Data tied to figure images
◇ ◇ ◇

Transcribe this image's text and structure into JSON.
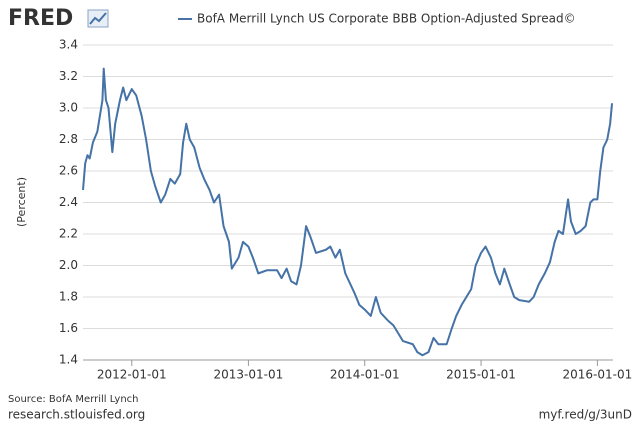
{
  "logo": "FRED",
  "footer": {
    "source": "Source: BofA Merrill Lynch",
    "site": "research.stlouisfed.org",
    "short_link": "myf.red/g/3unD"
  },
  "chart_data": {
    "type": "line",
    "ylabel": "(Percent)",
    "grid": true,
    "x": [
      "2011-08-01",
      "2011-08-08",
      "2011-08-15",
      "2011-08-22",
      "2011-09-01",
      "2011-09-15",
      "2011-10-01",
      "2011-10-05",
      "2011-10-12",
      "2011-10-20",
      "2011-11-01",
      "2011-11-10",
      "2011-11-25",
      "2011-12-05",
      "2011-12-15",
      "2012-01-01",
      "2012-01-15",
      "2012-02-01",
      "2012-02-15",
      "2012-03-01",
      "2012-03-15",
      "2012-04-01",
      "2012-04-15",
      "2012-05-01",
      "2012-05-15",
      "2012-06-01",
      "2012-06-10",
      "2012-06-20",
      "2012-07-01",
      "2012-07-15",
      "2012-08-01",
      "2012-08-15",
      "2012-09-01",
      "2012-09-15",
      "2012-10-01",
      "2012-10-15",
      "2012-11-01",
      "2012-11-10",
      "2012-12-01",
      "2012-12-15",
      "2013-01-01",
      "2013-01-15",
      "2013-02-01",
      "2013-03-01",
      "2013-04-01",
      "2013-04-15",
      "2013-05-01",
      "2013-05-15",
      "2013-06-01",
      "2013-06-15",
      "2013-07-01",
      "2013-07-15",
      "2013-08-01",
      "2013-09-01",
      "2013-09-15",
      "2013-10-01",
      "2013-10-15",
      "2013-11-01",
      "2013-12-01",
      "2013-12-15",
      "2014-01-01",
      "2014-01-20",
      "2014-02-05",
      "2014-02-20",
      "2014-03-15",
      "2014-04-01",
      "2014-05-01",
      "2014-06-01",
      "2014-06-15",
      "2014-07-01",
      "2014-07-20",
      "2014-08-05",
      "2014-08-20",
      "2014-09-15",
      "2014-10-01",
      "2014-10-15",
      "2014-11-01",
      "2014-12-01",
      "2014-12-15",
      "2015-01-01",
      "2015-01-15",
      "2015-02-01",
      "2015-02-15",
      "2015-03-01",
      "2015-03-15",
      "2015-04-01",
      "2015-04-15",
      "2015-05-01",
      "2015-06-01",
      "2015-06-15",
      "2015-07-01",
      "2015-07-20",
      "2015-08-05",
      "2015-08-20",
      "2015-09-01",
      "2015-09-15",
      "2015-10-01",
      "2015-10-10",
      "2015-10-25",
      "2015-11-10",
      "2015-11-25",
      "2015-12-10",
      "2015-12-20",
      "2016-01-01",
      "2016-01-10",
      "2016-01-20",
      "2016-02-01",
      "2016-02-10",
      "2016-02-16"
    ],
    "series": [
      {
        "name": "BofA Merrill Lynch US Corporate BBB Option-Adjusted Spread©",
        "color": "#4572a7",
        "values": [
          2.48,
          2.65,
          2.7,
          2.68,
          2.78,
          2.85,
          3.05,
          3.25,
          3.05,
          3.0,
          2.72,
          2.9,
          3.05,
          3.13,
          3.05,
          3.12,
          3.08,
          2.95,
          2.8,
          2.6,
          2.5,
          2.4,
          2.45,
          2.55,
          2.52,
          2.58,
          2.78,
          2.9,
          2.8,
          2.75,
          2.62,
          2.55,
          2.48,
          2.4,
          2.45,
          2.25,
          2.15,
          1.98,
          2.05,
          2.15,
          2.12,
          2.05,
          1.95,
          1.97,
          1.97,
          1.92,
          1.98,
          1.9,
          1.88,
          2.0,
          2.25,
          2.18,
          2.08,
          2.1,
          2.12,
          2.05,
          2.1,
          1.95,
          1.82,
          1.75,
          1.72,
          1.68,
          1.8,
          1.7,
          1.65,
          1.62,
          1.52,
          1.5,
          1.45,
          1.43,
          1.45,
          1.54,
          1.5,
          1.5,
          1.6,
          1.68,
          1.75,
          1.85,
          2.0,
          2.08,
          2.12,
          2.05,
          1.95,
          1.88,
          1.98,
          1.88,
          1.8,
          1.78,
          1.77,
          1.8,
          1.88,
          1.95,
          2.02,
          2.15,
          2.22,
          2.2,
          2.42,
          2.28,
          2.2,
          2.22,
          2.25,
          2.4,
          2.42,
          2.42,
          2.6,
          2.75,
          2.8,
          2.9,
          3.03
        ]
      }
    ],
    "xlim": [
      "2011-08-01",
      "2016-02-19"
    ],
    "xticks": [
      "2012-01-01",
      "2013-01-01",
      "2014-01-01",
      "2015-01-01",
      "2016-01-01"
    ],
    "ylim": [
      1.4,
      3.4
    ],
    "yticks": [
      1.4,
      1.6,
      1.8,
      {
        "value": 2,
        "label": "2.0"
      },
      2.2,
      2.4,
      2.6,
      2.8,
      {
        "value": 3,
        "label": "3.0"
      },
      3.2,
      3.4
    ]
  }
}
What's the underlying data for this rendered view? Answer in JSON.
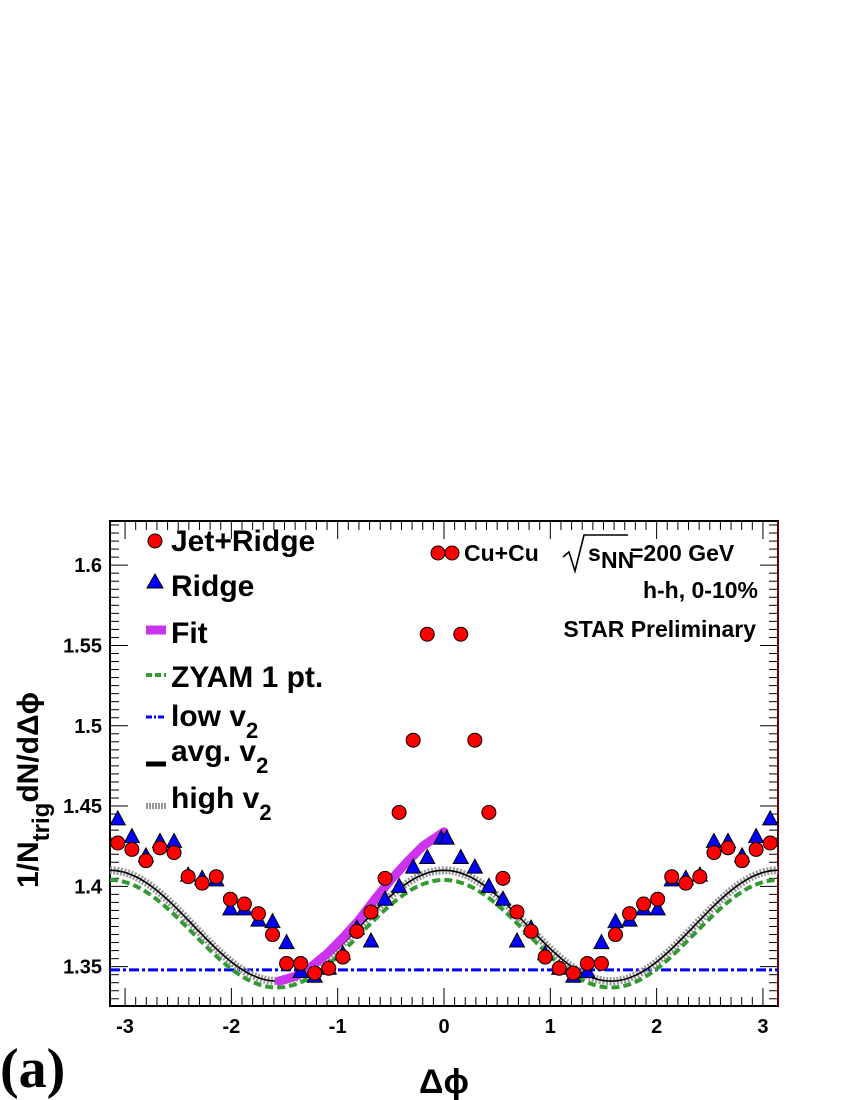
{
  "panel_label": "(a)",
  "chart_data": {
    "type": "scatter",
    "xlabel": "Δϕ",
    "ylabel": {
      "main": "1/N",
      "sub": "trig",
      "rest": "dN/dΔϕ"
    },
    "xlim": [
      -3.14159,
      3.14159
    ],
    "ylim": [
      1.3255,
      1.6275
    ],
    "x_ticks": [
      "-3",
      "-2",
      "-1",
      "0",
      "1",
      "2",
      "3"
    ],
    "y_ticks": [
      "1.35",
      "1.4",
      "1.45",
      "1.5",
      "1.55",
      "1.6"
    ],
    "grid": false,
    "legend_position": "top-left",
    "annotations": {
      "system_prefix": "Cu+Cu",
      "energy_symbol": "s",
      "energy_sub": "NN",
      "energy_value": "=200 GeV",
      "line2": "h-h, 0-10%",
      "line3": "STAR Preliminary"
    },
    "series": [
      {
        "name": "Jet+Ridge",
        "marker": "circle",
        "color": "#ff0000",
        "x": [
          -3.0682,
          -2.9359,
          -2.8036,
          -2.6713,
          -2.539,
          -2.4067,
          -2.2744,
          -2.1421,
          -2.0098,
          -1.8775,
          -1.7452,
          -1.6129,
          -1.4806,
          -1.3483,
          -1.216,
          -1.0837,
          -0.9514,
          -0.8191,
          -0.6868,
          -0.5545,
          -0.4222,
          -0.2899,
          -0.1576,
          0.1576,
          0.2899,
          0.4222,
          0.5545,
          0.6868,
          0.8191,
          0.9514,
          1.0837,
          1.216,
          1.3483,
          1.4806,
          1.6129,
          1.7452,
          1.8775,
          2.0098,
          2.1421,
          2.2744,
          2.4067,
          2.539,
          2.6713,
          2.8036,
          2.9359,
          3.0682
        ],
        "values": [
          1.427,
          1.423,
          1.416,
          1.424,
          1.421,
          1.406,
          1.402,
          1.406,
          1.392,
          1.389,
          1.383,
          1.37,
          1.352,
          1.352,
          1.346,
          1.349,
          1.356,
          1.372,
          1.384,
          1.405,
          1.446,
          1.491,
          1.557,
          1.557,
          1.491,
          1.446,
          1.405,
          1.384,
          1.372,
          1.356,
          1.349,
          1.346,
          1.352,
          1.352,
          1.37,
          1.383,
          1.389,
          1.392,
          1.406,
          1.402,
          1.406,
          1.421,
          1.424,
          1.416,
          1.423,
          1.427
        ]
      },
      {
        "name": "Ridge",
        "marker": "triangle",
        "color": "#0000ff",
        "x": [
          -3.0682,
          -2.9359,
          -2.8036,
          -2.6713,
          -2.539,
          -2.4067,
          -2.2744,
          -2.1421,
          -2.0098,
          -1.8775,
          -1.7452,
          -1.6129,
          -1.4806,
          -1.3483,
          -1.216,
          -1.0837,
          -0.9514,
          -0.8191,
          -0.6868,
          -0.5545,
          -0.4222,
          -0.2899,
          -0.1576,
          -0.0253,
          0.0253,
          0.1576,
          0.2899,
          0.4222,
          0.5545,
          0.6868,
          0.8191,
          0.9514,
          1.0837,
          1.216,
          1.3483,
          1.4806,
          1.6129,
          1.7452,
          1.8775,
          2.0098,
          2.1421,
          2.2744,
          2.4067,
          2.539,
          2.6713,
          2.8036,
          2.9359,
          3.0682
        ],
        "values": [
          1.442,
          1.431,
          1.419,
          1.428,
          1.428,
          1.407,
          1.405,
          1.404,
          1.386,
          1.386,
          1.379,
          1.378,
          1.365,
          1.347,
          1.344,
          1.349,
          1.358,
          1.374,
          1.366,
          1.392,
          1.4,
          1.412,
          1.418,
          1.43,
          1.43,
          1.418,
          1.412,
          1.4,
          1.392,
          1.366,
          1.374,
          1.358,
          1.349,
          1.344,
          1.347,
          1.365,
          1.378,
          1.379,
          1.386,
          1.386,
          1.404,
          1.405,
          1.407,
          1.428,
          1.428,
          1.419,
          1.431,
          1.442
        ]
      },
      {
        "name": "Fit",
        "style": "thick-line",
        "color": "#cc33ee",
        "x": [
          -1.55,
          -1.4,
          -1.25,
          -1.1,
          -0.95,
          -0.8,
          -0.65,
          -0.5,
          -0.35,
          -0.2,
          0.0
        ],
        "values": [
          1.341,
          1.344,
          1.35,
          1.358,
          1.368,
          1.379,
          1.392,
          1.404,
          1.415,
          1.425,
          1.434
        ]
      },
      {
        "name": "ZYAM 1 pt.",
        "style": "dashed",
        "color": "#339933",
        "function": "1.3705 + 0.0335*cos(2x)"
      },
      {
        "name": "low v2",
        "style": "dash-dot",
        "color": "#0000ff",
        "function": "1.348"
      },
      {
        "name": "avg. v2",
        "style": "solid",
        "color": "#000000",
        "function": "1.3755 + 0.0345*cos(2x)"
      },
      {
        "name": "high v2",
        "style": "dotted-band",
        "color": "#999999",
        "function": "1.3755 + 0.0345*cos(2x)"
      }
    ],
    "legend": [
      {
        "main": "Jet+Ridge",
        "sub": ""
      },
      {
        "main": "Ridge",
        "sub": ""
      },
      {
        "main": "Fit",
        "sub": ""
      },
      {
        "main": "ZYAM 1 pt.",
        "sub": ""
      },
      {
        "main": "low v",
        "sub": "2"
      },
      {
        "main": "avg. v",
        "sub": "2"
      },
      {
        "main": "high v",
        "sub": "2"
      }
    ]
  }
}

◇ ◇ ◇

Prompt
Tally the lines of the records holding the word "Ridge", then state only the tally.

Written solution
4